Task statement: Will you transcribe the entries that follow, exactly and in full?

Exercise data:
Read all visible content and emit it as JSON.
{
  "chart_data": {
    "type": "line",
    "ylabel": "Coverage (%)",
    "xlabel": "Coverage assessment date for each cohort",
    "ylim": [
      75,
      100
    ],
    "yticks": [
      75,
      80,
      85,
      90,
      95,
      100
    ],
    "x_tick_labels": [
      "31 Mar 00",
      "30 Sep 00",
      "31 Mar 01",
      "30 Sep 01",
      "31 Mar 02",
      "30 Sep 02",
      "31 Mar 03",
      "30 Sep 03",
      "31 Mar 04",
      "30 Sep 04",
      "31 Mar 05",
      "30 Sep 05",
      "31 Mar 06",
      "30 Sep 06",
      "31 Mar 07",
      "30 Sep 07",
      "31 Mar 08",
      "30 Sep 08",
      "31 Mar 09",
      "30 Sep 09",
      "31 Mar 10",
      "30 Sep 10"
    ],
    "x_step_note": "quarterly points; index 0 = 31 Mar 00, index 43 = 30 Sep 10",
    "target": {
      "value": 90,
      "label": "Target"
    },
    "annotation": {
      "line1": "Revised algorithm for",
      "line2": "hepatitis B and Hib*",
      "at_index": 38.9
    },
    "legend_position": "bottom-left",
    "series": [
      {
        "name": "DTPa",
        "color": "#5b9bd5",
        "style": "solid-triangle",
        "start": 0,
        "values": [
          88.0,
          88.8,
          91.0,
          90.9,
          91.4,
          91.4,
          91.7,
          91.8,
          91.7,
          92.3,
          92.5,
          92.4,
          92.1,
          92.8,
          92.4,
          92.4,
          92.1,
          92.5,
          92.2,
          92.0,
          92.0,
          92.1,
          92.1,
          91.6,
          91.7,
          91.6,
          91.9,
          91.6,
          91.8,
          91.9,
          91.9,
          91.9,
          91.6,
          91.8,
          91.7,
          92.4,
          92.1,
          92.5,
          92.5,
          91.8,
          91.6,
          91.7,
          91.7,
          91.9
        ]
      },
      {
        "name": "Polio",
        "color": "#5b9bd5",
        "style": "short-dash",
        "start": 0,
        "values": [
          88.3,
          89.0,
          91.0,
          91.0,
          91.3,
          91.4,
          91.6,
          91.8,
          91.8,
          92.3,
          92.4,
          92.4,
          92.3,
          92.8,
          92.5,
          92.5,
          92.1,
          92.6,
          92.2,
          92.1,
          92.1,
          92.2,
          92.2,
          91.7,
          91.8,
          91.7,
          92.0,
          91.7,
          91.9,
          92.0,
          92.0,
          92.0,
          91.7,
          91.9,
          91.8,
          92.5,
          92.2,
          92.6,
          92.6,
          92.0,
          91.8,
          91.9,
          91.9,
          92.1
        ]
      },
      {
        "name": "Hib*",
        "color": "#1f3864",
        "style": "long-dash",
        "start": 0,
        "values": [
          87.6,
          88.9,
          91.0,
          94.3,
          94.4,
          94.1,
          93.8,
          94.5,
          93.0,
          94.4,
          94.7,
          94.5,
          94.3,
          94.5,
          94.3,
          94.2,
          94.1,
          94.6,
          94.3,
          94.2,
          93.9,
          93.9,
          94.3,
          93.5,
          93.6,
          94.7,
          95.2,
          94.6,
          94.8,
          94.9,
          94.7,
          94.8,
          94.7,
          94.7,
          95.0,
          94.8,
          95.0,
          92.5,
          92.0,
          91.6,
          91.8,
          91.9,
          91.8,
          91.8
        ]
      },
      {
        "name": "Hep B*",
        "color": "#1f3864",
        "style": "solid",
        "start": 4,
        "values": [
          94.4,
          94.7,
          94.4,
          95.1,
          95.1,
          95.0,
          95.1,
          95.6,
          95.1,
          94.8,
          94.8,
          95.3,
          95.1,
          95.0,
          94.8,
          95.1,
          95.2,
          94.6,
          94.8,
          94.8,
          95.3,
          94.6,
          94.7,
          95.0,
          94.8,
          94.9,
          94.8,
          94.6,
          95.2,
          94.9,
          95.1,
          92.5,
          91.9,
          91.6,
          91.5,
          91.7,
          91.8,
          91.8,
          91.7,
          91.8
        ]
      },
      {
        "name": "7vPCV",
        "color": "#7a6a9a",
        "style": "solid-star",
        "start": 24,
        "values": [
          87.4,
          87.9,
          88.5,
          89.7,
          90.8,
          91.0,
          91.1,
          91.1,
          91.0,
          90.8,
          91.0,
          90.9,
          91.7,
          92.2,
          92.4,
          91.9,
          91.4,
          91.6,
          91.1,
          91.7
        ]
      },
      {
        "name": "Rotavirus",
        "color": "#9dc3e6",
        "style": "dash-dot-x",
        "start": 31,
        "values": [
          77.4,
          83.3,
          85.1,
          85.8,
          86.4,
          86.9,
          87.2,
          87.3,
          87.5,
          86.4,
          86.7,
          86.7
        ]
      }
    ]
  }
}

Exercise answer:
Read all visible content and emit it as JSON.
{
  "chart_data": {
    "type": "line",
    "ylabel": "Coverage (%)",
    "xlabel": "Coverage assessment date for each cohort",
    "ylim": [
      75,
      100
    ],
    "yticks": [
      75,
      80,
      85,
      90,
      95,
      100
    ],
    "x_tick_labels": [
      "31 Mar 00",
      "30 Sep 00",
      "31 Mar 01",
      "30 Sep 01",
      "31 Mar 02",
      "30 Sep 02",
      "31 Mar 03",
      "30 Sep 03",
      "31 Mar 04",
      "30 Sep 04",
      "31 Mar 05",
      "30 Sep 05",
      "31 Mar 06",
      "30 Sep 06",
      "31 Mar 07",
      "30 Sep 07",
      "31 Mar 08",
      "30 Sep 08",
      "31 Mar 09",
      "30 Sep 09",
      "31 Mar 10",
      "30 Sep 10"
    ],
    "x_step_note": "quarterly points; index 0 = 31 Mar 00, index 43 = 30 Sep 10",
    "target": {
      "value": 90,
      "label": "Target"
    },
    "annotation": {
      "line1": "Revised algorithm for",
      "line2": "hepatitis B and Hib*",
      "at_index": 38.9
    },
    "legend_position": "bottom-left",
    "series": [
      {
        "name": "DTPa",
        "color": "#5b9bd5",
        "style": "solid-triangle",
        "start": 0,
        "values": [
          88.0,
          88.8,
          91.0,
          90.9,
          91.4,
          91.4,
          91.7,
          91.8,
          91.7,
          92.3,
          92.5,
          92.4,
          92.1,
          92.8,
          92.4,
          92.4,
          92.1,
          92.5,
          92.2,
          92.0,
          92.0,
          92.1,
          92.1,
          91.6,
          91.7,
          91.6,
          91.9,
          91.6,
          91.8,
          91.9,
          91.9,
          91.9,
          91.6,
          91.8,
          91.7,
          92.4,
          92.1,
          92.5,
          92.5,
          91.8,
          91.6,
          91.7,
          91.7,
          91.9
        ]
      },
      {
        "name": "Polio",
        "color": "#5b9bd5",
        "style": "short-dash",
        "start": 0,
        "values": [
          88.3,
          89.0,
          91.0,
          91.0,
          91.3,
          91.4,
          91.6,
          91.8,
          91.8,
          92.3,
          92.4,
          92.4,
          92.3,
          92.8,
          92.5,
          92.5,
          92.1,
          92.6,
          92.2,
          92.1,
          92.1,
          92.2,
          92.2,
          91.7,
          91.8,
          91.7,
          92.0,
          91.7,
          91.9,
          92.0,
          92.0,
          92.0,
          91.7,
          91.9,
          91.8,
          92.5,
          92.2,
          92.6,
          92.6,
          92.0,
          91.8,
          91.9,
          91.9,
          92.1
        ]
      },
      {
        "name": "Hib*",
        "color": "#1f3864",
        "style": "long-dash",
        "start": 0,
        "values": [
          87.6,
          88.9,
          91.0,
          94.3,
          94.4,
          94.1,
          93.8,
          94.5,
          93.0,
          94.4,
          94.7,
          94.5,
          94.3,
          94.5,
          94.3,
          94.2,
          94.1,
          94.6,
          94.3,
          94.2,
          93.9,
          93.9,
          94.3,
          93.5,
          93.6,
          94.7,
          95.2,
          94.6,
          94.8,
          94.9,
          94.7,
          94.8,
          94.7,
          94.7,
          95.0,
          94.8,
          95.0,
          92.5,
          92.0,
          91.6,
          91.8,
          91.9,
          91.8,
          91.8
        ]
      },
      {
        "name": "Hep B*",
        "color": "#1f3864",
        "style": "solid",
        "start": 4,
        "values": [
          94.4,
          94.7,
          94.4,
          95.1,
          95.1,
          95.0,
          95.1,
          95.6,
          95.1,
          94.8,
          94.8,
          95.3,
          95.1,
          95.0,
          94.8,
          95.1,
          95.2,
          94.6,
          94.8,
          94.8,
          95.3,
          94.6,
          94.7,
          95.0,
          94.8,
          94.9,
          94.8,
          94.6,
          95.2,
          94.9,
          95.1,
          92.5,
          91.9,
          91.6,
          91.5,
          91.7,
          91.8,
          91.8,
          91.7,
          91.8
        ]
      },
      {
        "name": "7vPCV",
        "color": "#7a6a9a",
        "style": "solid-star",
        "start": 24,
        "values": [
          87.4,
          87.9,
          88.5,
          89.7,
          90.8,
          91.0,
          91.1,
          91.1,
          91.0,
          90.8,
          91.0,
          90.9,
          91.7,
          92.2,
          92.4,
          91.9,
          91.4,
          91.6,
          91.1,
          91.7
        ]
      },
      {
        "name": "Rotavirus",
        "color": "#9dc3e6",
        "style": "dash-dot-x",
        "start": 31,
        "values": [
          77.4,
          83.3,
          85.1,
          85.8,
          86.4,
          86.9,
          87.2,
          87.3,
          87.5,
          86.4,
          86.7,
          86.7
        ]
      }
    ]
  }
}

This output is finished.